> _Required task_
Gather all lines in the entries that include the word "Russia".

> _Records provided_
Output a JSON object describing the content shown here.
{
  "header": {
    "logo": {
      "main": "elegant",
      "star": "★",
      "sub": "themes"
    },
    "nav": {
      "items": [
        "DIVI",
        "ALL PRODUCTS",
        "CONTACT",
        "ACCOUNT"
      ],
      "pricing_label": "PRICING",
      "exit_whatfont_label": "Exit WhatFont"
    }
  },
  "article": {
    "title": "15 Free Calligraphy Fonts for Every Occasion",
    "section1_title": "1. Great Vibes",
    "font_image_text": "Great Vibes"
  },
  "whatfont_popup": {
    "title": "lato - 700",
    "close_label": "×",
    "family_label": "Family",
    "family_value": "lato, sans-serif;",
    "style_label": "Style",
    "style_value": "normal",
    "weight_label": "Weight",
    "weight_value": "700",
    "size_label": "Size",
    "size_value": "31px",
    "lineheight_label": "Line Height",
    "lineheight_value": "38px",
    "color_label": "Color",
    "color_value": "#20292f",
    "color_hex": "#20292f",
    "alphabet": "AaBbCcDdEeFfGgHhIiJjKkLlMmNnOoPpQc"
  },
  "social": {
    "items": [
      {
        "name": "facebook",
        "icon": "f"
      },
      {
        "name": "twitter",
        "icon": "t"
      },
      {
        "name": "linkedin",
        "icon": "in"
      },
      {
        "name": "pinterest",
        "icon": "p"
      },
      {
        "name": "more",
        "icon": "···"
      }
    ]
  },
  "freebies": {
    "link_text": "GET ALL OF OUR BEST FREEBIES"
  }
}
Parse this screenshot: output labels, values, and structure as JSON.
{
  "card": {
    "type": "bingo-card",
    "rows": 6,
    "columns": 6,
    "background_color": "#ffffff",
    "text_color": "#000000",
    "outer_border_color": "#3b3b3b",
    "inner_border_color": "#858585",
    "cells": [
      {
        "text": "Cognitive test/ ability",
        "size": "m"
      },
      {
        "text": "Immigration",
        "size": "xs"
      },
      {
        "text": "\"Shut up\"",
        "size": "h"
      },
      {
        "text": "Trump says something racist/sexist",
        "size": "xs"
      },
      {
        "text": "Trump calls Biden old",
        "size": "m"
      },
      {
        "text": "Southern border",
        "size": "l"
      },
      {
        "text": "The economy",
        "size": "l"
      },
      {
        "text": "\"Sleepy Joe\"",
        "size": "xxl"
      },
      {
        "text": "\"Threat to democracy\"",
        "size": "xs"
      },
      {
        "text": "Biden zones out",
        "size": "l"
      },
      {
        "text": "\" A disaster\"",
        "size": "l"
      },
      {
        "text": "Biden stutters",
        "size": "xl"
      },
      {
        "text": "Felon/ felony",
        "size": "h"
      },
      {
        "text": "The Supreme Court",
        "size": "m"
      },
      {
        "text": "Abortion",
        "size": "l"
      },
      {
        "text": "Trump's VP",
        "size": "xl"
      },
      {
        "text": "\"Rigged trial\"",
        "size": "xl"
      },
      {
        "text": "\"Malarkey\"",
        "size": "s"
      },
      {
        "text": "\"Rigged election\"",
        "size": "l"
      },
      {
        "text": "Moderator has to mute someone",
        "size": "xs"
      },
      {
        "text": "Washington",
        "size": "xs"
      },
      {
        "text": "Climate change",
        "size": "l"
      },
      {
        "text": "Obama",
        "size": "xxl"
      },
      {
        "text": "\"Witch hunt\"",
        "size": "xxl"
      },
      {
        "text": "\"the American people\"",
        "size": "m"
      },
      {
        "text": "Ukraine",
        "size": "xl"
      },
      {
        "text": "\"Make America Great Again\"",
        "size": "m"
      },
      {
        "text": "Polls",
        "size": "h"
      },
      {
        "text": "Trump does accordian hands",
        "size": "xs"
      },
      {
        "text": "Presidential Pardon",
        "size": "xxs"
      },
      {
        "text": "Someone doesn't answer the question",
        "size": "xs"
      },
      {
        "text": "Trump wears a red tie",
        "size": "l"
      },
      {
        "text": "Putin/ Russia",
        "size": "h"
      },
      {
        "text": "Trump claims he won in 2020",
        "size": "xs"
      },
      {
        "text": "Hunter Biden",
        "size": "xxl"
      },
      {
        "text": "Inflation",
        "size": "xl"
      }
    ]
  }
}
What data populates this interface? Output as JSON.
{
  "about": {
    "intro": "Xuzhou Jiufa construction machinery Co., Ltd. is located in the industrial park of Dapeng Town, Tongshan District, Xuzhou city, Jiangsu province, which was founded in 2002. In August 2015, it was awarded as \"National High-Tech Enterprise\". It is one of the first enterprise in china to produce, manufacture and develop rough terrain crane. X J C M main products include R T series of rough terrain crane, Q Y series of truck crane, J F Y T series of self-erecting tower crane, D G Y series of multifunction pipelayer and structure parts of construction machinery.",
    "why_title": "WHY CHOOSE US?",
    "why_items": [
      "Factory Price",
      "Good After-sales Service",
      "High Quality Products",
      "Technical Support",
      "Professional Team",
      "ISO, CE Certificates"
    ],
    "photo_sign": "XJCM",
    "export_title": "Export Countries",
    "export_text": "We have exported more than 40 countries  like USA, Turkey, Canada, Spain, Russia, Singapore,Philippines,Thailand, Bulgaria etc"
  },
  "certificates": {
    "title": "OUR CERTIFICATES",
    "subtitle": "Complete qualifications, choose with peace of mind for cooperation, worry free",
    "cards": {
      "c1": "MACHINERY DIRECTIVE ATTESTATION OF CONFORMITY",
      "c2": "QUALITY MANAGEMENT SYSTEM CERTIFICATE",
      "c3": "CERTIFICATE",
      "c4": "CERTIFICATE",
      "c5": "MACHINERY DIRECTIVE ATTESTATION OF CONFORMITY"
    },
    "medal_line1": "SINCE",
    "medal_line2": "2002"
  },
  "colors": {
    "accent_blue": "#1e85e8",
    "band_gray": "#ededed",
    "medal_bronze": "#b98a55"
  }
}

> _Response for this exercise_
        "text": "Putin/ Russia",
    "export_text": "We have exported more than 40 countries  like USA, Turkey, Canada, Spain, Russia, Singapore,Philippines,Thailand, Bulgaria etc"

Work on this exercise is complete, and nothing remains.